_Task description_.
Write out the material again exactly, please, and omit the pictures.
*****
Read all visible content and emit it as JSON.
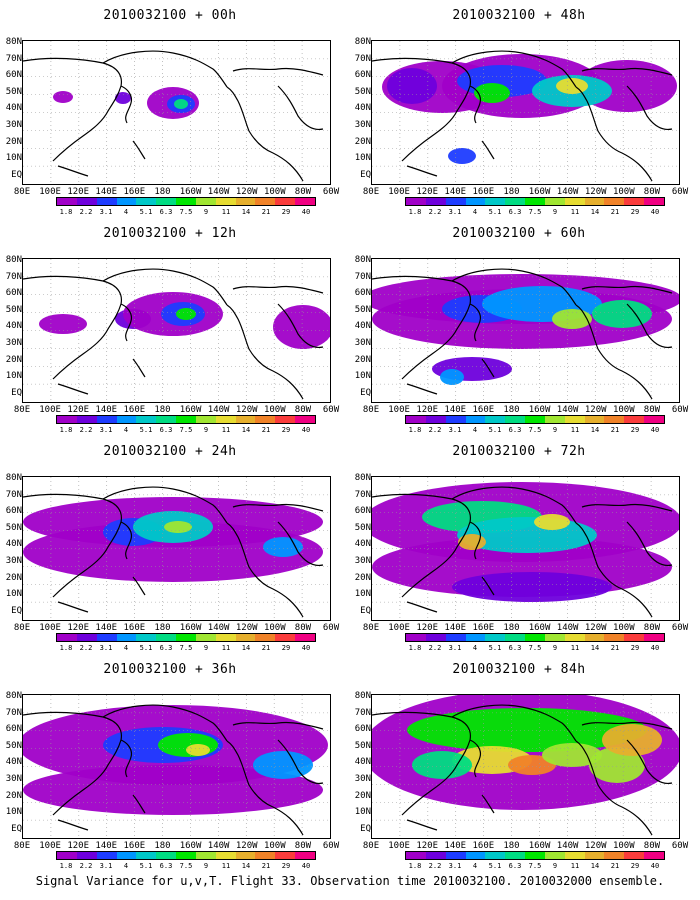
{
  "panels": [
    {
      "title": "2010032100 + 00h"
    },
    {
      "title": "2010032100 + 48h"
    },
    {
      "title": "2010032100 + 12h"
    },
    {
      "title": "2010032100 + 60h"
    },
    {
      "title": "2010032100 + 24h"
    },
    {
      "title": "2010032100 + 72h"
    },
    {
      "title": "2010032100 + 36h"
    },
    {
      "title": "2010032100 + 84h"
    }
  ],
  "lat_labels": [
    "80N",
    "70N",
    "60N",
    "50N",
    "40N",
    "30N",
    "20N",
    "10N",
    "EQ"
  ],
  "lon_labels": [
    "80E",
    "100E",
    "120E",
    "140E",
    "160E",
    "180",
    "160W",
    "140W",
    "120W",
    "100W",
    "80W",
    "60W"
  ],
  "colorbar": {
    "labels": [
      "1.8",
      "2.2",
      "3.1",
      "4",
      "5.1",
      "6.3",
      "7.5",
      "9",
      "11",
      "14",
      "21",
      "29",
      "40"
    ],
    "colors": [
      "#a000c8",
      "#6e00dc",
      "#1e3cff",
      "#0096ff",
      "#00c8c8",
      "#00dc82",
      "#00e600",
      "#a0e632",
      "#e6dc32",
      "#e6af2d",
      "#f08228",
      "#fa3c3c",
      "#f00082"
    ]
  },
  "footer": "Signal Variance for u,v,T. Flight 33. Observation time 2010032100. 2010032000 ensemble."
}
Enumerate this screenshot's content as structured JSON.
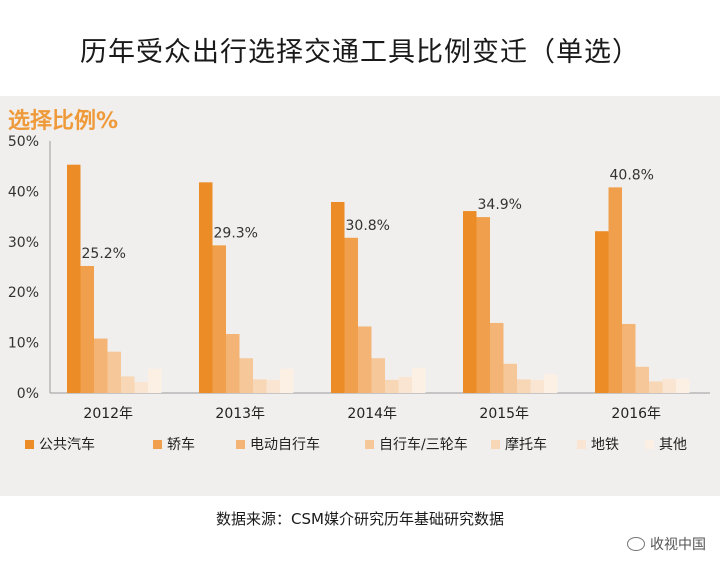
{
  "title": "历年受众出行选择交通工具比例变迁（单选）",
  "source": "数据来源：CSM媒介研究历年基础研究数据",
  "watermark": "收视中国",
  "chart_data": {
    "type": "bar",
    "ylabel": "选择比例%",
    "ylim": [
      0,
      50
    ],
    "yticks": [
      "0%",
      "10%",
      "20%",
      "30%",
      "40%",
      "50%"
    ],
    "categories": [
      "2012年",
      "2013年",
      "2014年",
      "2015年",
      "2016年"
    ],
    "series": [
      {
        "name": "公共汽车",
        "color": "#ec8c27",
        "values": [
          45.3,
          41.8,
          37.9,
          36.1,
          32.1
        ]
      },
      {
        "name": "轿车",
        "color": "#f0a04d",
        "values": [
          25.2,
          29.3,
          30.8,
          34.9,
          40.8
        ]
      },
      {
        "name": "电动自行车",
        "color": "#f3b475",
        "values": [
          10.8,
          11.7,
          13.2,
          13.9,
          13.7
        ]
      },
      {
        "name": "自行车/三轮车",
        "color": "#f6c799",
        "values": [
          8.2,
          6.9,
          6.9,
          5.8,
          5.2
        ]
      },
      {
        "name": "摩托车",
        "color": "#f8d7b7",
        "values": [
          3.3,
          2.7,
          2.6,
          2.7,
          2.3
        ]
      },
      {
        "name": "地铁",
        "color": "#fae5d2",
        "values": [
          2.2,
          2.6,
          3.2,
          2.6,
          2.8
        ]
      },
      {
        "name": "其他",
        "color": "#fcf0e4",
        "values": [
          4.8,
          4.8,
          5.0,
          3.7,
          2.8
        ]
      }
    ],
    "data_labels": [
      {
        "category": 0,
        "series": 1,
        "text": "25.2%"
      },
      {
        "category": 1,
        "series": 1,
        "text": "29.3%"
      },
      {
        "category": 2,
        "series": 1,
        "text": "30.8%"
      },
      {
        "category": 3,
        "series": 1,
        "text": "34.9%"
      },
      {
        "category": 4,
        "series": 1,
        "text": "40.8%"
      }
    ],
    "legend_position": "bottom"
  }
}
*****
_Task result_.
Read all visible content and emit it as JSON.
{
  "panels": [
    {
      "title": "2010032100 + 00h"
    },
    {
      "title": "2010032100 + 48h"
    },
    {
      "title": "2010032100 + 12h"
    },
    {
      "title": "2010032100 + 60h"
    },
    {
      "title": "2010032100 + 24h"
    },
    {
      "title": "2010032100 + 72h"
    },
    {
      "title": "2010032100 + 36h"
    },
    {
      "title": "2010032100 + 84h"
    }
  ],
  "lat_labels": [
    "80N",
    "70N",
    "60N",
    "50N",
    "40N",
    "30N",
    "20N",
    "10N",
    "EQ"
  ],
  "lon_labels": [
    "80E",
    "100E",
    "120E",
    "140E",
    "160E",
    "180",
    "160W",
    "140W",
    "120W",
    "100W",
    "80W",
    "60W"
  ],
  "colorbar": {
    "labels": [
      "1.8",
      "2.2",
      "3.1",
      "4",
      "5.1",
      "6.3",
      "7.5",
      "9",
      "11",
      "14",
      "21",
      "29",
      "40"
    ],
    "colors": [
      "#a000c8",
      "#6e00dc",
      "#1e3cff",
      "#0096ff",
      "#00c8c8",
      "#00dc82",
      "#00e600",
      "#a0e632",
      "#e6dc32",
      "#e6af2d",
      "#f08228",
      "#fa3c3c",
      "#f00082"
    ]
  },
  "footer": "Signal Variance for u,v,T. Flight 33. Observation time 2010032100. 2010032000 ensemble."
}
Enumerate this screenshot's content as structured JSON.
{
  "title": "历年受众出行选择交通工具比例变迁（单选）",
  "source": "数据来源：CSM媒介研究历年基础研究数据",
  "watermark": "收视中国",
  "chart_data": {
    "type": "bar",
    "ylabel": "选择比例%",
    "ylim": [
      0,
      50
    ],
    "yticks": [
      "0%",
      "10%",
      "20%",
      "30%",
      "40%",
      "50%"
    ],
    "categories": [
      "2012年",
      "2013年",
      "2014年",
      "2015年",
      "2016年"
    ],
    "series": [
      {
        "name": "公共汽车",
        "color": "#ec8c27",
        "values": [
          45.3,
          41.8,
          37.9,
          36.1,
          32.1
        ]
      },
      {
        "name": "轿车",
        "color": "#f0a04d",
        "values": [
          25.2,
          29.3,
          30.8,
          34.9,
          40.8
        ]
      },
      {
        "name": "电动自行车",
        "color": "#f3b475",
        "values": [
          10.8,
          11.7,
          13.2,
          13.9,
          13.7
        ]
      },
      {
        "name": "自行车/三轮车",
        "color": "#f6c799",
        "values": [
          8.2,
          6.9,
          6.9,
          5.8,
          5.2
        ]
      },
      {
        "name": "摩托车",
        "color": "#f8d7b7",
        "values": [
          3.3,
          2.7,
          2.6,
          2.7,
          2.3
        ]
      },
      {
        "name": "地铁",
        "color": "#fae5d2",
        "values": [
          2.2,
          2.6,
          3.2,
          2.6,
          2.8
        ]
      },
      {
        "name": "其他",
        "color": "#fcf0e4",
        "values": [
          4.8,
          4.8,
          5.0,
          3.7,
          2.8
        ]
      }
    ],
    "data_labels": [
      {
        "category": 0,
        "series": 1,
        "text": "25.2%"
      },
      {
        "category": 1,
        "series": 1,
        "text": "29.3%"
      },
      {
        "category": 2,
        "series": 1,
        "text": "30.8%"
      },
      {
        "category": 3,
        "series": 1,
        "text": "34.9%"
      },
      {
        "category": 4,
        "series": 1,
        "text": "40.8%"
      }
    ],
    "legend_position": "bottom"
  }
}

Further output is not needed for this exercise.